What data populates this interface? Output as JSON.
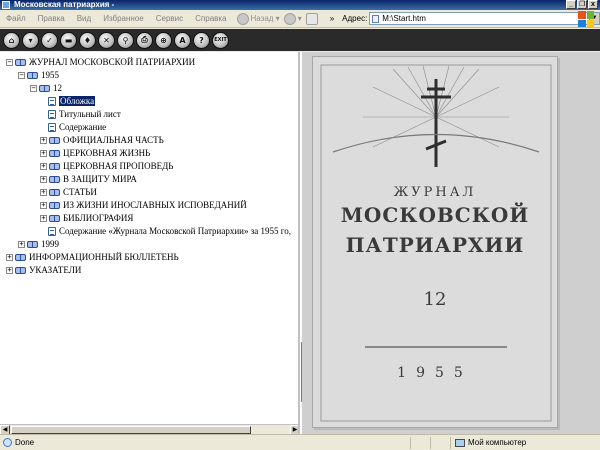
{
  "window": {
    "title": "Московская патриархия -"
  },
  "menu": [
    "Файл",
    "Правка",
    "Вид",
    "Избранное",
    "Сервис",
    "Справка"
  ],
  "nav": {
    "back_label": "Назад"
  },
  "address": {
    "label": "Адрес:",
    "value": "M:\\Start.htm"
  },
  "toolbar": {
    "exit_label": "EXIT"
  },
  "tree": {
    "root": "ЖУРНАЛ МОСКОВСКОЙ ПАТРИАРХИИ",
    "year1955": "1955",
    "issue12": "12",
    "cover": "Обложка",
    "title_page": "Титульный лист",
    "contents": "Содержание",
    "official": "ОФИЦИАЛЬНАЯ ЧАСТЬ",
    "church_life": "ЦЕРКОВНАЯ ЖИЗНЬ",
    "sermon": "ЦЕРКОВНАЯ ПРОПОВЕДЬ",
    "peace": "В ЗАЩИТУ МИРА",
    "articles": "СТАТЬИ",
    "heterodox": "ИЗ ЖИЗНИ ИНОСЛАВНЫХ ИСПОВЕДАНИЙ",
    "bibliography": "БИБЛИОГРАФИЯ",
    "annual_contents": "Содержание «Журнала Московской Патриархии» за 1955 го,",
    "year1999": "1999",
    "bulletin": "ИНФОРМАЦИОННЫЙ БЮЛЛЕТЕНЬ",
    "indexes": "УКАЗАТЕЛИ"
  },
  "cover": {
    "line1": "ЖУРНАЛ",
    "line2": "МОСКОВСКОЙ",
    "line3": "ПАТРИАРХИИ",
    "number": "12",
    "year": "1955"
  },
  "status": {
    "text": "Done",
    "zone": "Мой компьютер"
  },
  "colors": {
    "title_bar": "#0a246a",
    "toolbar_bg": "#2a2a2a",
    "selection": "#0a246a"
  }
}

_ _ _

_THE REQUEST_: Write out all the entries exactly, except for the pictures.

_WRITTEN SOLUTION_:
What data populates this interface? Output as JSON.
{
  "window": {
    "title": "Московская патриархия -"
  },
  "menu": [
    "Файл",
    "Правка",
    "Вид",
    "Избранное",
    "Сервис",
    "Справка"
  ],
  "nav": {
    "back_label": "Назад"
  },
  "address": {
    "label": "Адрес:",
    "value": "M:\\Start.htm"
  },
  "toolbar": {
    "exit_label": "EXIT"
  },
  "tree": {
    "root": "ЖУРНАЛ МОСКОВСКОЙ ПАТРИАРХИИ",
    "year1955": "1955",
    "issue12": "12",
    "cover": "Обложка",
    "title_page": "Титульный лист",
    "contents": "Содержание",
    "official": "ОФИЦИАЛЬНАЯ ЧАСТЬ",
    "church_life": "ЦЕРКОВНАЯ ЖИЗНЬ",
    "sermon": "ЦЕРКОВНАЯ ПРОПОВЕДЬ",
    "peace": "В ЗАЩИТУ МИРА",
    "articles": "СТАТЬИ",
    "heterodox": "ИЗ ЖИЗНИ ИНОСЛАВНЫХ ИСПОВЕДАНИЙ",
    "bibliography": "БИБЛИОГРАФИЯ",
    "annual_contents": "Содержание «Журнала Московской Патриархии» за 1955 го,",
    "year1999": "1999",
    "bulletin": "ИНФОРМАЦИОННЫЙ БЮЛЛЕТЕНЬ",
    "indexes": "УКАЗАТЕЛИ"
  },
  "cover": {
    "line1": "ЖУРНАЛ",
    "line2": "МОСКОВСКОЙ",
    "line3": "ПАТРИАРХИИ",
    "number": "12",
    "year": "1955"
  },
  "status": {
    "text": "Done",
    "zone": "Мой компьютер"
  },
  "colors": {
    "title_bar": "#0a246a",
    "toolbar_bg": "#2a2a2a",
    "selection": "#0a246a"
  }
}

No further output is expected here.